### TEXT PASSAGE
▬▬▬▬▬▬▬▬▬▬
The graveyard sits atop Kayford Mountain, a modest, leafy peak
that sticks out of the shattered landscape like a fat green thumb.
The view from the edge of the cemetery looks more like the Tunisian
outback than a West Virginia mountain range: The ground drops 300
or 400 feet into a dust bowl of raw coal and rubble, crosscut by
dirt tracks. In the distance, what used to be forested ridges now
resemble flat-topped buttes crusted over with rough grass and a few
stunted trees.

West Virginia has been mined since the mid-18th century, but
nobody has seen annihilation like this before. In the past 20
years, environmentalists claim, 500 square miles of the state have
been stripped and gutted for their coal. In the most apocalyptic
form of strip mining, known as mountaintop removal, whole peaks are
razed to extract layers of relatively clean-burning low-sulfur
coal, while the excess rock and earth ‘overburden’ is dumped into
the valleys. Hundreds of miles of streams have been buried under
these ‘valley fills,’ and dozens of mountains have been flattened
into synthetic prairies.

Now, an environmental group called the West Virginia Highlands
Conservancy and seven coalfield residents are taking state and
federal regulators to court for the first time, claiming not only
that mountaintop removal devastates the environment, but also that
existing laws designed to mitigate the damage are not being
enforced. Coal companies and their proxies say the practice is
necessary for the economy and assert that there is no proof that it
permanently damages the environment. Since last year, both sides
have been presenting their cases in a federal court. At stake are
the future of surface coal mining in West Virginia, the economies
of several counties, the way of life of thousands of people, and,
environmentalists contend, the ecological health of the entire
northern Appalachian watershed.

Whatever the outcome of the lawsuit, most of Kayford Mountain is
destined to be strip-mined one way or another. But Larry Gibson
won’t let the coal companies take it all. He represents a large
extended clan that owns that 50-acre parcel atop Kayford, the
remnant of a mountaintop farm dating back to the 18th century. It’s
one of the rare private holdings in West Virginia’s southern
highlands, where most land is owned by corporations and then leased
to coal companies. Millions of dollars worth of coal lie beneath
the picnic ground and vacation cabins now located on the spot, but
the family trust won’t sell.
▬▬▬▬▬▬▬▬▬▬
### PROVIDED DATA

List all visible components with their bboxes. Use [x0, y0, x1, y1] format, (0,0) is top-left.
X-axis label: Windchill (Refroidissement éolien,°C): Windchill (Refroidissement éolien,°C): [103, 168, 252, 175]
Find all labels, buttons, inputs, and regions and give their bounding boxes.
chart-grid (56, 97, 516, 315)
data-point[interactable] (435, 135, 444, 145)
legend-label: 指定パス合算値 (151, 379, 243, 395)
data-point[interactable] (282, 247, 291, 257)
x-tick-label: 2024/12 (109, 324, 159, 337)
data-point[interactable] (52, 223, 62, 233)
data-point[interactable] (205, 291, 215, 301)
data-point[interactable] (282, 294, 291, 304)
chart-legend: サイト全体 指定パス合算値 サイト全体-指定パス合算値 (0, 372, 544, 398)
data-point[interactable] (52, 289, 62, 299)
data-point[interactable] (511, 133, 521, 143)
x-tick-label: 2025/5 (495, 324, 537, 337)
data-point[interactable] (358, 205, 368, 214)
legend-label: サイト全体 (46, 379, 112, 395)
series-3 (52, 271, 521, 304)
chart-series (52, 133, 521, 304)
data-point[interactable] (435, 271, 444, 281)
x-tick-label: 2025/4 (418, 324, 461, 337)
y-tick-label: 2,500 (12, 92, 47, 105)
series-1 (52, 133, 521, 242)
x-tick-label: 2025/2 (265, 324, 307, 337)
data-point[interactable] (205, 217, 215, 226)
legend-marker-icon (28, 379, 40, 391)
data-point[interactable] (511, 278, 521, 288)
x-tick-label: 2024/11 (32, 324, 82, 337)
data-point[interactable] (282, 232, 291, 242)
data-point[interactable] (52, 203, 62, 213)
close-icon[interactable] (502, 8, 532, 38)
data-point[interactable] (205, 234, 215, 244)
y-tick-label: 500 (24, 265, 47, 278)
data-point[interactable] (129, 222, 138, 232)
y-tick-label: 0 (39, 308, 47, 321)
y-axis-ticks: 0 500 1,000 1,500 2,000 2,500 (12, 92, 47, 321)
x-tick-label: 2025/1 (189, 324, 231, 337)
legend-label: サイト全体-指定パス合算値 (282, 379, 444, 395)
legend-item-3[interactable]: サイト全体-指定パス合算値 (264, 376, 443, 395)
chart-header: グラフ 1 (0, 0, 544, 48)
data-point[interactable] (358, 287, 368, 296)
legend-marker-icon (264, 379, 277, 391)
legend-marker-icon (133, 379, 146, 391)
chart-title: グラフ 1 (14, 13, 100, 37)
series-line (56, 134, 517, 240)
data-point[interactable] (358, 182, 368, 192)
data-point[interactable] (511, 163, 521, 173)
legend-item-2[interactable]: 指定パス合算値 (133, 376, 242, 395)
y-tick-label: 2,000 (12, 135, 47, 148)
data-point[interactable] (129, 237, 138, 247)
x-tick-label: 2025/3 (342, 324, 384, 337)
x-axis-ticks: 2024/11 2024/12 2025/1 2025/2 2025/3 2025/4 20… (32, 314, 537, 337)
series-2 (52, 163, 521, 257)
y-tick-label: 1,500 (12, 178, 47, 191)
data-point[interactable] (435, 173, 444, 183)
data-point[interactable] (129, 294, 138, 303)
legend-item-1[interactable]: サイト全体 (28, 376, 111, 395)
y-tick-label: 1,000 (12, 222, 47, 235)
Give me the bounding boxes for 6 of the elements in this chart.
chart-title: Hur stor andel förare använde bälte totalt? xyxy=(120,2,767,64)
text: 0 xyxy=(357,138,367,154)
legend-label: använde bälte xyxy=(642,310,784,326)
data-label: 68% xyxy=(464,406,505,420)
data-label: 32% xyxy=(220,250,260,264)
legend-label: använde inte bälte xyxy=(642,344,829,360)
▬▬▬▬▬▬▬▬▬▬
### TO DO
[a] In the text on mountaintop removal, how large is the parcel that Larry Gibson's family owns atop Kayford Mountain?
[b] Write out, word for word, the part of the text on mountaintop removal from "Whatever the outcome" up to and including "trust won’t sell.".

### RESULTS FOR THE EXERCISE
[a] 50 acres

[b]
Whatever the outcome of the lawsuit, most of Kayford Mountain is
destined to be strip-mined one way or another. But Larry Gibson
won’t let the coal companies take it all. He represents a large
extended clan that owns that 50-acre parcel atop Kayford, the
remnant of a mountaintop farm dating back to the 18th century. It’s
one of the rare private holdings in West Virginia’s southern
highlands, where most land is owned by corporations and then leased
to coal companies. Millions of dollars worth of coal lie beneath
the picnic ground and vacation cabins now located on the spot, but
the family trust won’t sell.